_WHAT IS NEEDED_
Go line by line through the entries and show those that hold the string "their".

_DATASET CONTENT_
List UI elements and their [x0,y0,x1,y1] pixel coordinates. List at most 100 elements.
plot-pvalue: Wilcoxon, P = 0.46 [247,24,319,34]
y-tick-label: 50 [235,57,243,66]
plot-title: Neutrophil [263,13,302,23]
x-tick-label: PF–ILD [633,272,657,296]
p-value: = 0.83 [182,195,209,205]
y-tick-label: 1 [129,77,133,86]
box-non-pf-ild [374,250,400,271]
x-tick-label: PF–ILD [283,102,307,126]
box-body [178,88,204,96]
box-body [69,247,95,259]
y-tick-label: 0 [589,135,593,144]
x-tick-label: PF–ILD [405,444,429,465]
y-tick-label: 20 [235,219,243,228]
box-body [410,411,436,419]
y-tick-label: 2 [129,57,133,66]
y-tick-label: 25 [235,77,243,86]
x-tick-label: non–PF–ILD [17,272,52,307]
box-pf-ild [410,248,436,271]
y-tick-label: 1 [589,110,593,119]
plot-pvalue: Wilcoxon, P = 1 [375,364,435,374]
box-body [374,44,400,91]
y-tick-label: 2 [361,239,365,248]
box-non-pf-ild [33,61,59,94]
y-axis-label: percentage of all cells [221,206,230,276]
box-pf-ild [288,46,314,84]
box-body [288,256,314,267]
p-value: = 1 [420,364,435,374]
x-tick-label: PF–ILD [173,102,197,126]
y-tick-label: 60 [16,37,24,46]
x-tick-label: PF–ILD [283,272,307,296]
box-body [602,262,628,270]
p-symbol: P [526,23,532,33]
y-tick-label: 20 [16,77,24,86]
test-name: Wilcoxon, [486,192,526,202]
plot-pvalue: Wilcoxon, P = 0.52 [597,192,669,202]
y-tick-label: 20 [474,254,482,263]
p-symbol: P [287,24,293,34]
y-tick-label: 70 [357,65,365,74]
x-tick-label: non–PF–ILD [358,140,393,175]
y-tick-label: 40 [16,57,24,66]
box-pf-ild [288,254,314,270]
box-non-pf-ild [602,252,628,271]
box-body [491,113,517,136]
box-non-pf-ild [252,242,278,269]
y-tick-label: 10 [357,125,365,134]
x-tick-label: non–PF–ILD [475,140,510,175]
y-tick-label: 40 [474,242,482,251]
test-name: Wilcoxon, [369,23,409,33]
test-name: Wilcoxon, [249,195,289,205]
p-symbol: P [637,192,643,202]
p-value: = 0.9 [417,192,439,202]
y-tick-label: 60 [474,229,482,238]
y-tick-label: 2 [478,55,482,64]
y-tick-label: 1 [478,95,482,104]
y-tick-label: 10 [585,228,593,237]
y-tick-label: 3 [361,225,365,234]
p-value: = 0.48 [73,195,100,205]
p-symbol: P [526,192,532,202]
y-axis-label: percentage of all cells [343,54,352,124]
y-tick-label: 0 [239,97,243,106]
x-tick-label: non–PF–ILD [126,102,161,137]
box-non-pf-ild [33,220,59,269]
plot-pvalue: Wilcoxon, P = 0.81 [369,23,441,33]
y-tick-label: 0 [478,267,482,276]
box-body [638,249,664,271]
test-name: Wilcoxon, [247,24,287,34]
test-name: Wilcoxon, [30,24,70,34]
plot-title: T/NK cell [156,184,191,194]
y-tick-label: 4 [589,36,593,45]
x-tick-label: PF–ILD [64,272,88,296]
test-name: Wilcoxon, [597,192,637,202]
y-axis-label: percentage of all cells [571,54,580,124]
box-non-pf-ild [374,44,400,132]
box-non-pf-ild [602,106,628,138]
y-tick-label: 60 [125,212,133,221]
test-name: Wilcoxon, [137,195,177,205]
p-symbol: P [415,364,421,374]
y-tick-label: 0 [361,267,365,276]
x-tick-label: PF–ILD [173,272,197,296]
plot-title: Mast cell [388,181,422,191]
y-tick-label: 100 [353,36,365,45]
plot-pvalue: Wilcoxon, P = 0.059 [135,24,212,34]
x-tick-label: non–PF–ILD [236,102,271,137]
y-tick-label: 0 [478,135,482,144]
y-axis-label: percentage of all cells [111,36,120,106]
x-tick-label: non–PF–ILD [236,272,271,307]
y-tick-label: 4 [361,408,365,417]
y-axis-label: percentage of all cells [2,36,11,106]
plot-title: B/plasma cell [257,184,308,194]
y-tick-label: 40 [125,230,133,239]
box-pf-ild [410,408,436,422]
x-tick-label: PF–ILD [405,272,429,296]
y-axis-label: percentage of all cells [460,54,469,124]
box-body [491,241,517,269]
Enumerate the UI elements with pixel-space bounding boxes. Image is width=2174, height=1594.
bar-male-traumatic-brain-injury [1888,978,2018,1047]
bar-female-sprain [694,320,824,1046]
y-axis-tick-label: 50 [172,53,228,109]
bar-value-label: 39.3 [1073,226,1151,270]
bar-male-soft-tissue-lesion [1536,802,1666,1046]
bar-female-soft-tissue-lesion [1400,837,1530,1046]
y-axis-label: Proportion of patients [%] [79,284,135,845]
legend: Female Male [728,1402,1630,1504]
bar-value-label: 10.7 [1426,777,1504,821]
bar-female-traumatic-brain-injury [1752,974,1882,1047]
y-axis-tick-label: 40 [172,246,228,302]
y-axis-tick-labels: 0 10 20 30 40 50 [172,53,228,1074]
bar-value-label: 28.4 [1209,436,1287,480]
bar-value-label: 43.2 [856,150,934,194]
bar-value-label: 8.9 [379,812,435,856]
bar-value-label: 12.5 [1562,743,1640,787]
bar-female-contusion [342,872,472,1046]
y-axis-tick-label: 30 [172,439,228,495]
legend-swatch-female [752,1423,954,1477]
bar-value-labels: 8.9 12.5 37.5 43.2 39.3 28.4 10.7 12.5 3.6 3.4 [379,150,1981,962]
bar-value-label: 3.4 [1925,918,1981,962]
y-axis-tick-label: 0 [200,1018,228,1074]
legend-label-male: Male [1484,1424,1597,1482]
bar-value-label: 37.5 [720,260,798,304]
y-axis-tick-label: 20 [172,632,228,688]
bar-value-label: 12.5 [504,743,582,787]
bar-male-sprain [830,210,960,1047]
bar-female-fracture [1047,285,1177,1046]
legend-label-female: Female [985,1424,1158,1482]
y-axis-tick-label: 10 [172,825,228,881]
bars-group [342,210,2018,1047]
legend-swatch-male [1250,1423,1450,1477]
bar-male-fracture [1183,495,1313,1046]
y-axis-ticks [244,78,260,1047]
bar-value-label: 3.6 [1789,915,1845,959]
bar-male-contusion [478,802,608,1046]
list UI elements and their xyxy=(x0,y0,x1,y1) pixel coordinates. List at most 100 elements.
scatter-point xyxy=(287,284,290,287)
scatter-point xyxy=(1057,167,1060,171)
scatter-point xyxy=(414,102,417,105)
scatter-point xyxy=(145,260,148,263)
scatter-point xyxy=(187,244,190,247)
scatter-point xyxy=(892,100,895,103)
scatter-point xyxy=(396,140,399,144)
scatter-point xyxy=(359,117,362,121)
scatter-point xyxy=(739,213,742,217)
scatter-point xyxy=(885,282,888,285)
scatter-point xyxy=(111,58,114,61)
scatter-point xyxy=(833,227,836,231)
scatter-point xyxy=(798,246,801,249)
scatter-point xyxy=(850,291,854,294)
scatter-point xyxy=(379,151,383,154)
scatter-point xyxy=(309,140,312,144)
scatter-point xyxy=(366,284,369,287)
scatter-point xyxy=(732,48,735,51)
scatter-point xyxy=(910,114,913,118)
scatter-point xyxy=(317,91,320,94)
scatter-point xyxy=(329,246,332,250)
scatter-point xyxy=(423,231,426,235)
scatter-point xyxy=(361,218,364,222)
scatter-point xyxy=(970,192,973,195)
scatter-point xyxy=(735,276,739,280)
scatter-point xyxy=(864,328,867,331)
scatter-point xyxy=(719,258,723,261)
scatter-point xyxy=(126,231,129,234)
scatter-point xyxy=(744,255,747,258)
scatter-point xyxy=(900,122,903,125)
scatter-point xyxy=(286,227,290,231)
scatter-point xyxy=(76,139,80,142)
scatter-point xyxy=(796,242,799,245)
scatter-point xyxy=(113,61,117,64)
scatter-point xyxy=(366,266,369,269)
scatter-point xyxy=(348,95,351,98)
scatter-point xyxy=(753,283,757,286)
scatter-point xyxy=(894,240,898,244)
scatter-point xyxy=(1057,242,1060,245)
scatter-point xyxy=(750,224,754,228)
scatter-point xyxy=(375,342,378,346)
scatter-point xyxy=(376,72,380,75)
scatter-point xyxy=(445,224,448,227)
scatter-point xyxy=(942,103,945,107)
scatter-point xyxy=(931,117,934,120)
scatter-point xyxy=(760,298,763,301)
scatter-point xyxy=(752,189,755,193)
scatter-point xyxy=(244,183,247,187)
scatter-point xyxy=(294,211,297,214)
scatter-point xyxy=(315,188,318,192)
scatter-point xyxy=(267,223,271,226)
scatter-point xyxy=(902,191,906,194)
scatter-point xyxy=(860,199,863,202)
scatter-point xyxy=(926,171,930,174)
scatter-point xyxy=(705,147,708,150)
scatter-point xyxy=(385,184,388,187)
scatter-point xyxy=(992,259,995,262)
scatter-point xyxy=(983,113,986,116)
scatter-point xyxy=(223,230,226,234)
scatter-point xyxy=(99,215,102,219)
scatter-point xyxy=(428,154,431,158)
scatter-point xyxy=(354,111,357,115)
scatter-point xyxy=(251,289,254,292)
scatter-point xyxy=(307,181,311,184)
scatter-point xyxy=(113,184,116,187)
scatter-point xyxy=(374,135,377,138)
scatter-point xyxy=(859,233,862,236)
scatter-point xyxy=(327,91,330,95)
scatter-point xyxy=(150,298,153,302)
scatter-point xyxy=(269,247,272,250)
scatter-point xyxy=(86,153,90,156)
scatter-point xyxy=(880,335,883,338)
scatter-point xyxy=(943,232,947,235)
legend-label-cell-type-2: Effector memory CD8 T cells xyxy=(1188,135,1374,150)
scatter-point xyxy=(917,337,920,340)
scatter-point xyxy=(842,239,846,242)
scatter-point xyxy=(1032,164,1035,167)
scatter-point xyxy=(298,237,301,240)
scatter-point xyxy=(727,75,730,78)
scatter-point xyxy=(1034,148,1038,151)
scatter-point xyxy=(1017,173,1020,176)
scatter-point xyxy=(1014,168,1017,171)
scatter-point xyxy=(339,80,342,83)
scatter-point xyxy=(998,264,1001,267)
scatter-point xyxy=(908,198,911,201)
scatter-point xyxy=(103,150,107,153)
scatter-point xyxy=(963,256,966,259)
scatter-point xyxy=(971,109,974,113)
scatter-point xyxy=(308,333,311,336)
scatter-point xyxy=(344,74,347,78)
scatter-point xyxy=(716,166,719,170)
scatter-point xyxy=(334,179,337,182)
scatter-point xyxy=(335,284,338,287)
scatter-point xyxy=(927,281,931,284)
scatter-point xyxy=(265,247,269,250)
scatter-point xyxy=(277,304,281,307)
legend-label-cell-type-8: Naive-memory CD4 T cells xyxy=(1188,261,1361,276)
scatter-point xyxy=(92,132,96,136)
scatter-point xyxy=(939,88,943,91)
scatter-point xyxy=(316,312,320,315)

_WRITTEN ANSWER_
List UI elements and their [x0,y0,x1,y1] pixel coordinates. List at most 100 elements.
list UI elements and their xyxy=(x0,y0,x1,y1) pixel coordinates. List at most 100 elements.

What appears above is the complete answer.